- [THE PROBLEM]
Quote the entries that follow exactly, leaving none out.

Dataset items
----------------------------------------

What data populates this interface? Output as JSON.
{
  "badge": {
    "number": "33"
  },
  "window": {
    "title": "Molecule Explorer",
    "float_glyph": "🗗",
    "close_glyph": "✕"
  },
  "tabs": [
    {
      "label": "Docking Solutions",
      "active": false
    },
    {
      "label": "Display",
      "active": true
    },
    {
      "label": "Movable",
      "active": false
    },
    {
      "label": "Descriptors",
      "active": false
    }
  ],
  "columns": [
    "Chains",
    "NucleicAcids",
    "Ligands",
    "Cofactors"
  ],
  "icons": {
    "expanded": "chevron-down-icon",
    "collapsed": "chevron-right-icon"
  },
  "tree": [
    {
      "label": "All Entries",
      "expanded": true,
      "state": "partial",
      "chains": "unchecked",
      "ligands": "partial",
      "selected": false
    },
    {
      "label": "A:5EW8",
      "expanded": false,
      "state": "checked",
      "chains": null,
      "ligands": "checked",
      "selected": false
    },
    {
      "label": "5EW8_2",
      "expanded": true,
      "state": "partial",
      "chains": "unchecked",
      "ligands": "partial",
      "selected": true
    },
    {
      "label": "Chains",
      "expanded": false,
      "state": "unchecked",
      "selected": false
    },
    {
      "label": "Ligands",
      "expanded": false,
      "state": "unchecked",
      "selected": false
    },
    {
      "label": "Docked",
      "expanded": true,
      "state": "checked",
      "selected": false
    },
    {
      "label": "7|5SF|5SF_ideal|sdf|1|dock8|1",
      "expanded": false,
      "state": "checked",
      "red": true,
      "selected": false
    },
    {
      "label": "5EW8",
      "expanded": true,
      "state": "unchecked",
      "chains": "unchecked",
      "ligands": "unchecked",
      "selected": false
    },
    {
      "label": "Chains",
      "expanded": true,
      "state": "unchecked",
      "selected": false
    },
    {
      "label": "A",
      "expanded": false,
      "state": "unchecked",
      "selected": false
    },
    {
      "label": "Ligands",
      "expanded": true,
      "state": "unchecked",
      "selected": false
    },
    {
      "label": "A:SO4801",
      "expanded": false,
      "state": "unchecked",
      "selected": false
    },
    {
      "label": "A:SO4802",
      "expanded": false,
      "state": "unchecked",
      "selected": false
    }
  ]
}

----------------------------------------

- [SOLUTION]
What data populates this interface? Output as JSON.
{
  "badge": {
    "number": "33"
  },
  "window": {
    "title": "Molecule Explorer",
    "float_glyph": "🗗",
    "close_glyph": "✕"
  },
  "tabs": [
    {
      "label": "Docking Solutions",
      "active": false
    },
    {
      "label": "Display",
      "active": true
    },
    {
      "label": "Movable",
      "active": false
    },
    {
      "label": "Descriptors",
      "active": false
    }
  ],
  "columns": [
    "Chains",
    "NucleicAcids",
    "Ligands",
    "Cofactors"
  ],
  "icons": {
    "expanded": "chevron-down-icon",
    "collapsed": "chevron-right-icon"
  },
  "tree": [
    {
      "label": "All Entries",
      "expanded": true,
      "state": "partial",
      "chains": "unchecked",
      "ligands": "partial",
      "selected": false
    },
    {
      "label": "A:5EW8",
      "expanded": false,
      "state": "checked",
      "chains": null,
      "ligands": "checked",
      "selected": false
    },
    {
      "label": "5EW8_2",
      "expanded": true,
      "state": "partial",
      "chains": "unchecked",
      "ligands": "partial",
      "selected": true
    },
    {
      "label": "Chains",
      "expanded": false,
      "state": "unchecked",
      "selected": false
    },
    {
      "label": "Ligands",
      "expanded": false,
      "state": "unchecked",
      "selected": false
    },
    {
      "label": "Docked",
      "expanded": true,
      "state": "checked",
      "selected": false
    },
    {
      "label": "7|5SF|5SF_ideal|sdf|1|dock8|1",
      "expanded": false,
      "state": "checked",
      "red": true,
      "selected": false
    },
    {
      "label": "5EW8",
      "expanded": true,
      "state": "unchecked",
      "chains": "unchecked",
      "ligands": "unchecked",
      "selected": false
    },
    {
      "label": "Chains",
      "expanded": true,
      "state": "unchecked",
      "selected": false
    },
    {
      "label": "A",
      "expanded": false,
      "state": "unchecked",
      "selected": false
    },
    {
      "label": "Ligands",
      "expanded": true,
      "state": "unchecked",
      "selected": false
    },
    {
      "label": "A:SO4801",
      "expanded": false,
      "state": "unchecked",
      "selected": false
    },
    {
      "label": "A:SO4802",
      "expanded": false,
      "state": "unchecked",
      "selected": false
    }
  ]
}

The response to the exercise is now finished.